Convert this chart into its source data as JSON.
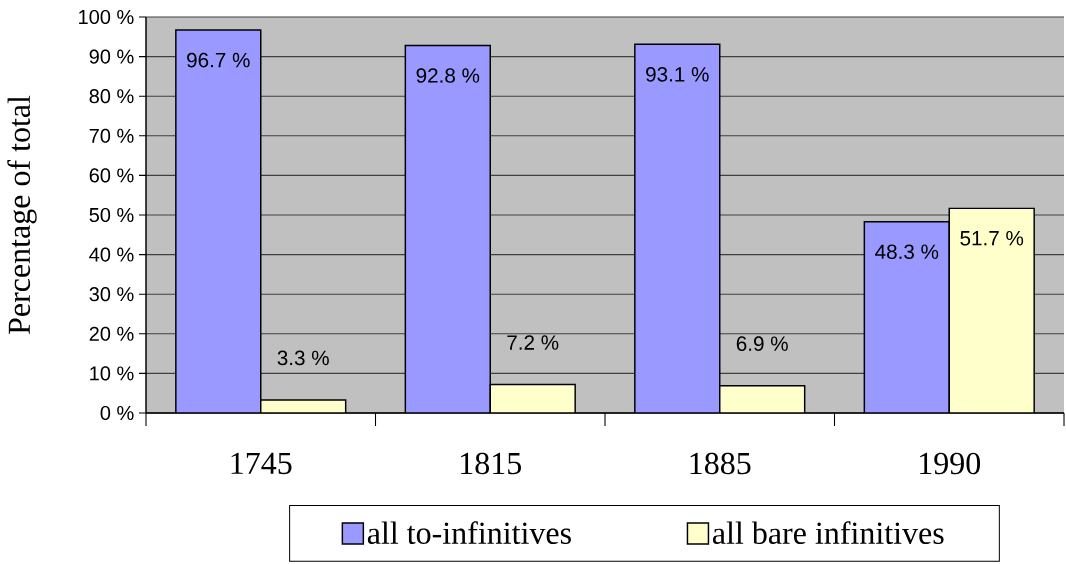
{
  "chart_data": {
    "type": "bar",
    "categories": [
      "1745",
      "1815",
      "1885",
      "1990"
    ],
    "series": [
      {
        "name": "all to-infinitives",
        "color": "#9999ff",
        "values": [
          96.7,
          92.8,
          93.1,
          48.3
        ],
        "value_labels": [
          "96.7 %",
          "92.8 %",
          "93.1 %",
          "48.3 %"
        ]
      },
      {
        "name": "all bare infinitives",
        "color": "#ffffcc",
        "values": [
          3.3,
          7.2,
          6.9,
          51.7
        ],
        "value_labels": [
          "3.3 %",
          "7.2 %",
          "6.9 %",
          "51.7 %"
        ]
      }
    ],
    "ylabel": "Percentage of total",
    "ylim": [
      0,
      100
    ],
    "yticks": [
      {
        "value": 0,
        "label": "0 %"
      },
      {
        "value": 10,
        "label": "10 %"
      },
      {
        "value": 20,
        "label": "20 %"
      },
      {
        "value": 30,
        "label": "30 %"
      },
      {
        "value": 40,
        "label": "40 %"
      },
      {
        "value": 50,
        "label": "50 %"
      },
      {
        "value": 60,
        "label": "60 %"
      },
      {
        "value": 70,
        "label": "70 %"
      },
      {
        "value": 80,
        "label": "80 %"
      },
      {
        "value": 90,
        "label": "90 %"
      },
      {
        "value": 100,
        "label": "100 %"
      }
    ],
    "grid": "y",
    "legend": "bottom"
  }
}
---
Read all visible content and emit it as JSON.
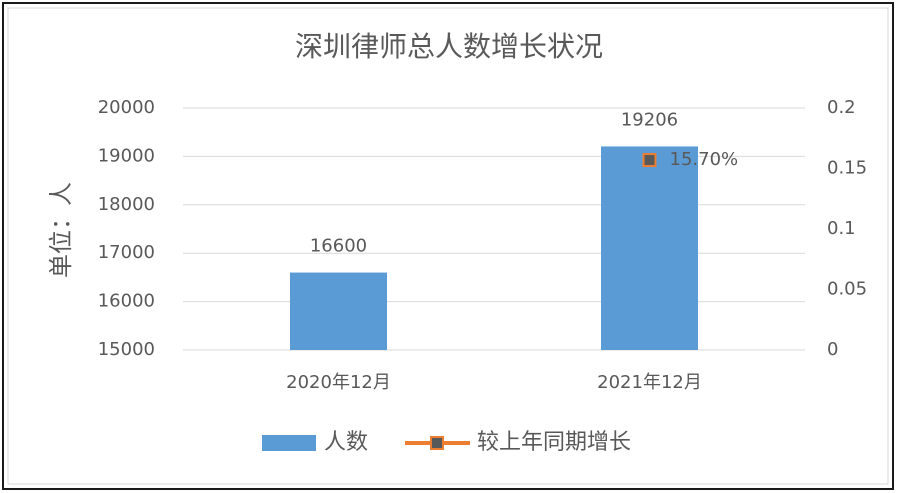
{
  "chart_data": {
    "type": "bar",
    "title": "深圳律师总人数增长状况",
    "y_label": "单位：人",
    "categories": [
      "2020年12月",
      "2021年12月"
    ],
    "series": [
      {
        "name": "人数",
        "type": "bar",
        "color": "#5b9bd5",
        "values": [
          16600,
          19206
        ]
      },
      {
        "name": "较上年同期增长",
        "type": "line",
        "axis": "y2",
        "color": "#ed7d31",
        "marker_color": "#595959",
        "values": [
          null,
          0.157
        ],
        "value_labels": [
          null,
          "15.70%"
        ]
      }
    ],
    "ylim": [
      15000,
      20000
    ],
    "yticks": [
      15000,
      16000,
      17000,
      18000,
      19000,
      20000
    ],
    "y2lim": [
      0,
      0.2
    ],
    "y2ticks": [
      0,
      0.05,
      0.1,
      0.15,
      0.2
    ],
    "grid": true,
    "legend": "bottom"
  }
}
---
▶ **EXERCISE DETAILS**: Pick out all lines containing the string "infinitives".

▶ **RESULT BELOW**:
        "name": "all to-infinitives",
        "name": "all bare infinitives",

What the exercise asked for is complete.